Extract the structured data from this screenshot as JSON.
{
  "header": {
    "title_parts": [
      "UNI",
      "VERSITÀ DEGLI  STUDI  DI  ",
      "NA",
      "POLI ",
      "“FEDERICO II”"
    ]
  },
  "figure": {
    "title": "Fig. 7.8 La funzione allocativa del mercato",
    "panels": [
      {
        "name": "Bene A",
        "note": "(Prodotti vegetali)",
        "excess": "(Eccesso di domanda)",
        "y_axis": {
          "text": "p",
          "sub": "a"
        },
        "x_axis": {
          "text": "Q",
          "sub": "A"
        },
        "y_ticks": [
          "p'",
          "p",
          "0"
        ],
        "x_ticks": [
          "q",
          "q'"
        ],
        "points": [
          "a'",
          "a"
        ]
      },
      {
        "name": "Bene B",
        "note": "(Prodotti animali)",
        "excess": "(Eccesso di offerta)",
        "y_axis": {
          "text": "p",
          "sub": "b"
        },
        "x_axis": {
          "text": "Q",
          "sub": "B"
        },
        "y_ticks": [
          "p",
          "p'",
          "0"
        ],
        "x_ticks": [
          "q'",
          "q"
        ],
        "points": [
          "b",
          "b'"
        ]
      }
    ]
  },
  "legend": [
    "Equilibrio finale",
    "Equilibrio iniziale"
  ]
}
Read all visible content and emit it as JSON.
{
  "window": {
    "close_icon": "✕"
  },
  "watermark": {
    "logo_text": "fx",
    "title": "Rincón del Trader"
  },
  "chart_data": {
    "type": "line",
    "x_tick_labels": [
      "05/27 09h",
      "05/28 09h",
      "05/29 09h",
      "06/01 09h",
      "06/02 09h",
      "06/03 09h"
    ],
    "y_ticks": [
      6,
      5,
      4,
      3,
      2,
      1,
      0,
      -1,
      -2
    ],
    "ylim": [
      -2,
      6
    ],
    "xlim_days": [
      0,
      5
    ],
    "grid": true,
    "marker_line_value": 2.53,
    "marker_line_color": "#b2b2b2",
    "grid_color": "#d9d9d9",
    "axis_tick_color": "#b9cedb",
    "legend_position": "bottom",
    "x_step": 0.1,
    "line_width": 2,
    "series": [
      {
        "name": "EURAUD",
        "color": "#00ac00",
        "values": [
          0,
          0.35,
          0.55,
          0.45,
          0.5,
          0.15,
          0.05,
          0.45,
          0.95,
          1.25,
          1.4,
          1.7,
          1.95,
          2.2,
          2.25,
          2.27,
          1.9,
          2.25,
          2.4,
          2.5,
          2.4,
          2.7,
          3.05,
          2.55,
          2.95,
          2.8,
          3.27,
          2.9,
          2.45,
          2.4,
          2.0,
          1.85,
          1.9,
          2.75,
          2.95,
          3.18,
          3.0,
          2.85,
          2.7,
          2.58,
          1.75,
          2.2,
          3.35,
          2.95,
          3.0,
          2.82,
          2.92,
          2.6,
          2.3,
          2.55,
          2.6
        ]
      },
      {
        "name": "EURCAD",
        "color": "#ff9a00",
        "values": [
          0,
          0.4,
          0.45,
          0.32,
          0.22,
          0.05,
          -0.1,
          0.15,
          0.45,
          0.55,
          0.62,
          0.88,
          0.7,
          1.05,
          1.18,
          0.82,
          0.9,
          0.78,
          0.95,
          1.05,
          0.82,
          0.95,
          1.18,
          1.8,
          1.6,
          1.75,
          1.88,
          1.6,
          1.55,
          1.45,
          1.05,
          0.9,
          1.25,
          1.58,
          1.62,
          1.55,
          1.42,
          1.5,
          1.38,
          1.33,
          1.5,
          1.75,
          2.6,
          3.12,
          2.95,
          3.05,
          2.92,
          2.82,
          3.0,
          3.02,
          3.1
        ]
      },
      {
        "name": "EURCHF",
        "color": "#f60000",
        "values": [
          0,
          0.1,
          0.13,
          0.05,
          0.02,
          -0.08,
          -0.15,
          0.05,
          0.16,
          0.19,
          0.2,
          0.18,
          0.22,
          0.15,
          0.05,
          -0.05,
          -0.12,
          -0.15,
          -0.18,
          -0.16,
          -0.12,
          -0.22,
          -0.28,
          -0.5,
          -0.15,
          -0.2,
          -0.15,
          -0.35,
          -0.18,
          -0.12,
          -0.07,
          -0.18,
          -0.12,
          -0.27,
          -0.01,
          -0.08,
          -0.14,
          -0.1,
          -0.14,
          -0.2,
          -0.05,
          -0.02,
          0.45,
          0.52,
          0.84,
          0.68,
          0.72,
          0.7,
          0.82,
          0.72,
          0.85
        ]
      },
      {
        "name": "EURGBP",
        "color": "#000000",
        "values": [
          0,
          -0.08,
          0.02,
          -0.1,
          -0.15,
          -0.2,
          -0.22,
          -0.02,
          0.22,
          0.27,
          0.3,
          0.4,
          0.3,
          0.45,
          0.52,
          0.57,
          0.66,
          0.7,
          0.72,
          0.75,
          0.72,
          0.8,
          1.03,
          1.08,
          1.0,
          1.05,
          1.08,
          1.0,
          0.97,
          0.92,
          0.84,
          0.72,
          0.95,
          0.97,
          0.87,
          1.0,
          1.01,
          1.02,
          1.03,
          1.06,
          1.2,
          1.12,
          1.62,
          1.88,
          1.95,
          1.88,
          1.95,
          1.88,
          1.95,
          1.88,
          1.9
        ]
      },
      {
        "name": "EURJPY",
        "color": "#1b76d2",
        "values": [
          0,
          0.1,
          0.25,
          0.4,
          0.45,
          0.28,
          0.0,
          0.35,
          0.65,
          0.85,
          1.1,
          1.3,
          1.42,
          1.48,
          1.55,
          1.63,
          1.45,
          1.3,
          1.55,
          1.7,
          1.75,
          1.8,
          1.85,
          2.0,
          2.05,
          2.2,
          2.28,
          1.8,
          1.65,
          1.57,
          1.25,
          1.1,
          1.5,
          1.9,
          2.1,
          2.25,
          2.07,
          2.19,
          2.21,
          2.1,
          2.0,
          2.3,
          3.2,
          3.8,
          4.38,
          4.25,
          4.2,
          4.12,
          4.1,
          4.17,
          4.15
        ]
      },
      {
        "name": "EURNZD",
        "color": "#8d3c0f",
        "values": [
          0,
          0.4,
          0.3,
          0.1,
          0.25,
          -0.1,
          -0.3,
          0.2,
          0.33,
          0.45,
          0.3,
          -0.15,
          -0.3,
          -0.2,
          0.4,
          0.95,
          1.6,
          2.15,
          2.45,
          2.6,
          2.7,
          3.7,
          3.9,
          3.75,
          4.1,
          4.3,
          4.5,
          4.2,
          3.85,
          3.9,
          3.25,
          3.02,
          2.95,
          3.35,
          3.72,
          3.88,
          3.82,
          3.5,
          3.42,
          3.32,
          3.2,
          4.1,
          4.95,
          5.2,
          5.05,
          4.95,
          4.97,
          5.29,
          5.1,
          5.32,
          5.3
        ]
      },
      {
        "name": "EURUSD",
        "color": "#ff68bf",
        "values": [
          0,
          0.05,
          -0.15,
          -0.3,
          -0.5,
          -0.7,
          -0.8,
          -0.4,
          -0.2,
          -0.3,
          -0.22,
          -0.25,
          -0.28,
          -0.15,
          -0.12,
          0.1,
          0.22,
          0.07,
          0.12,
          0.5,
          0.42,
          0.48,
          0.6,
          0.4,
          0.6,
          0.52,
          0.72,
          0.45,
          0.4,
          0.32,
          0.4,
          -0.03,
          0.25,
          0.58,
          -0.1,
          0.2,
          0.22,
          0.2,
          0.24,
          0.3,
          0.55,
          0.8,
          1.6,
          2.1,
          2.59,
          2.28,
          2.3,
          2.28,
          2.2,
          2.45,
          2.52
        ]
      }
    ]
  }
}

================================

■ DIRECTIONS ■
Return all of the data exactly as it reads.

■ PROBLEM SOLUTION ■
Extract the structured data from this screenshot as JSON.
{
  "header": {
    "title_parts": [
      "UNI",
      "VERSITÀ DEGLI  STUDI  DI  ",
      "NA",
      "POLI ",
      "“FEDERICO II”"
    ]
  },
  "figure": {
    "title": "Fig. 7.8 La funzione allocativa del mercato",
    "panels": [
      {
        "name": "Bene A",
        "note": "(Prodotti vegetali)",
        "excess": "(Eccesso di domanda)",
        "y_axis": {
          "text": "p",
          "sub": "a"
        },
        "x_axis": {
          "text": "Q",
          "sub": "A"
        },
        "y_ticks": [
          "p'",
          "p",
          "0"
        ],
        "x_ticks": [
          "q",
          "q'"
        ],
        "points": [
          "a'",
          "a"
        ]
      },
      {
        "name": "Bene B",
        "note": "(Prodotti animali)",
        "excess": "(Eccesso di offerta)",
        "y_axis": {
          "text": "p",
          "sub": "b"
        },
        "x_axis": {
          "text": "Q",
          "sub": "B"
        },
        "y_ticks": [
          "p",
          "p'",
          "0"
        ],
        "x_ticks": [
          "q'",
          "q"
        ],
        "points": [
          "b",
          "b'"
        ]
      }
    ]
  },
  "legend": [
    "Equilibrio finale",
    "Equilibrio iniziale"
  ]
}
Read all visible content and emit it as JSON.
{
  "window": {
    "close_icon": "✕"
  },
  "watermark": {
    "logo_text": "fx",
    "title": "Rincón del Trader"
  },
  "chart_data": {
    "type": "line",
    "x_tick_labels": [
      "05/27 09h",
      "05/28 09h",
      "05/29 09h",
      "06/01 09h",
      "06/02 09h",
      "06/03 09h"
    ],
    "y_ticks": [
      6,
      5,
      4,
      3,
      2,
      1,
      0,
      -1,
      -2
    ],
    "ylim": [
      -2,
      6
    ],
    "xlim_days": [
      0,
      5
    ],
    "grid": true,
    "marker_line_value": 2.53,
    "marker_line_color": "#b2b2b2",
    "grid_color": "#d9d9d9",
    "axis_tick_color": "#b9cedb",
    "legend_position": "bottom",
    "x_step": 0.1,
    "line_width": 2,
    "series": [
      {
        "name": "EURAUD",
        "color": "#00ac00",
        "values": [
          0,
          0.35,
          0.55,
          0.45,
          0.5,
          0.15,
          0.05,
          0.45,
          0.95,
          1.25,
          1.4,
          1.7,
          1.95,
          2.2,
          2.25,
          2.27,
          1.9,
          2.25,
          2.4,
          2.5,
          2.4,
          2.7,
          3.05,
          2.55,
          2.95,
          2.8,
          3.27,
          2.9,
          2.45,
          2.4,
          2.0,
          1.85,
          1.9,
          2.75,
          2.95,
          3.18,
          3.0,
          2.85,
          2.7,
          2.58,
          1.75,
          2.2,
          3.35,
          2.95,
          3.0,
          2.82,
          2.92,
          2.6,
          2.3,
          2.55,
          2.6
        ]
      },
      {
        "name": "EURCAD",
        "color": "#ff9a00",
        "values": [
          0,
          0.4,
          0.45,
          0.32,
          0.22,
          0.05,
          -0.1,
          0.15,
          0.45,
          0.55,
          0.62,
          0.88,
          0.7,
          1.05,
          1.18,
          0.82,
          0.9,
          0.78,
          0.95,
          1.05,
          0.82,
          0.95,
          1.18,
          1.8,
          1.6,
          1.75,
          1.88,
          1.6,
          1.55,
          1.45,
          1.05,
          0.9,
          1.25,
          1.58,
          1.62,
          1.55,
          1.42,
          1.5,
          1.38,
          1.33,
          1.5,
          1.75,
          2.6,
          3.12,
          2.95,
          3.05,
          2.92,
          2.82,
          3.0,
          3.02,
          3.1
        ]
      },
      {
        "name": "EURCHF",
        "color": "#f60000",
        "values": [
          0,
          0.1,
          0.13,
          0.05,
          0.02,
          -0.08,
          -0.15,
          0.05,
          0.16,
          0.19,
          0.2,
          0.18,
          0.22,
          0.15,
          0.05,
          -0.05,
          -0.12,
          -0.15,
          -0.18,
          -0.16,
          -0.12,
          -0.22,
          -0.28,
          -0.5,
          -0.15,
          -0.2,
          -0.15,
          -0.35,
          -0.18,
          -0.12,
          -0.07,
          -0.18,
          -0.12,
          -0.27,
          -0.01,
          -0.08,
          -0.14,
          -0.1,
          -0.14,
          -0.2,
          -0.05,
          -0.02,
          0.45,
          0.52,
          0.84,
          0.68,
          0.72,
          0.7,
          0.82,
          0.72,
          0.85
        ]
      },
      {
        "name": "EURGBP",
        "color": "#000000",
        "values": [
          0,
          -0.08,
          0.02,
          -0.1,
          -0.15,
          -0.2,
          -0.22,
          -0.02,
          0.22,
          0.27,
          0.3,
          0.4,
          0.3,
          0.45,
          0.52,
          0.57,
          0.66,
          0.7,
          0.72,
          0.75,
          0.72,
          0.8,
          1.03,
          1.08,
          1.0,
          1.05,
          1.08,
          1.0,
          0.97,
          0.92,
          0.84,
          0.72,
          0.95,
          0.97,
          0.87,
          1.0,
          1.01,
          1.02,
          1.03,
          1.06,
          1.2,
          1.12,
          1.62,
          1.88,
          1.95,
          1.88,
          1.95,
          1.88,
          1.95,
          1.88,
          1.9
        ]
      },
      {
        "name": "EURJPY",
        "color": "#1b76d2",
        "values": [
          0,
          0.1,
          0.25,
          0.4,
          0.45,
          0.28,
          0.0,
          0.35,
          0.65,
          0.85,
          1.1,
          1.3,
          1.42,
          1.48,
          1.55,
          1.63,
          1.45,
          1.3,
          1.55,
          1.7,
          1.75,
          1.8,
          1.85,
          2.0,
          2.05,
          2.2,
          2.28,
          1.8,
          1.65,
          1.57,
          1.25,
          1.1,
          1.5,
          1.9,
          2.1,
          2.25,
          2.07,
          2.19,
          2.21,
          2.1,
          2.0,
          2.3,
          3.2,
          3.8,
          4.38,
          4.25,
          4.2,
          4.12,
          4.1,
          4.17,
          4.15
        ]
      },
      {
        "name": "EURNZD",
        "color": "#8d3c0f",
        "values": [
          0,
          0.4,
          0.3,
          0.1,
          0.25,
          -0.1,
          -0.3,
          0.2,
          0.33,
          0.45,
          0.3,
          -0.15,
          -0.3,
          -0.2,
          0.4,
          0.95,
          1.6,
          2.15,
          2.45,
          2.6,
          2.7,
          3.7,
          3.9,
          3.75,
          4.1,
          4.3,
          4.5,
          4.2,
          3.85,
          3.9,
          3.25,
          3.02,
          2.95,
          3.35,
          3.72,
          3.88,
          3.82,
          3.5,
          3.42,
          3.32,
          3.2,
          4.1,
          4.95,
          5.2,
          5.05,
          4.95,
          4.97,
          5.29,
          5.1,
          5.32,
          5.3
        ]
      },
      {
        "name": "EURUSD",
        "color": "#ff68bf",
        "values": [
          0,
          0.05,
          -0.15,
          -0.3,
          -0.5,
          -0.7,
          -0.8,
          -0.4,
          -0.2,
          -0.3,
          -0.22,
          -0.25,
          -0.28,
          -0.15,
          -0.12,
          0.1,
          0.22,
          0.07,
          0.12,
          0.5,
          0.42,
          0.48,
          0.6,
          0.4,
          0.6,
          0.52,
          0.72,
          0.45,
          0.4,
          0.32,
          0.4,
          -0.03,
          0.25,
          0.58,
          -0.1,
          0.2,
          0.22,
          0.2,
          0.24,
          0.3,
          0.55,
          0.8,
          1.6,
          2.1,
          2.59,
          2.28,
          2.3,
          2.28,
          2.2,
          2.45,
          2.52
        ]
      }
    ]
  }
}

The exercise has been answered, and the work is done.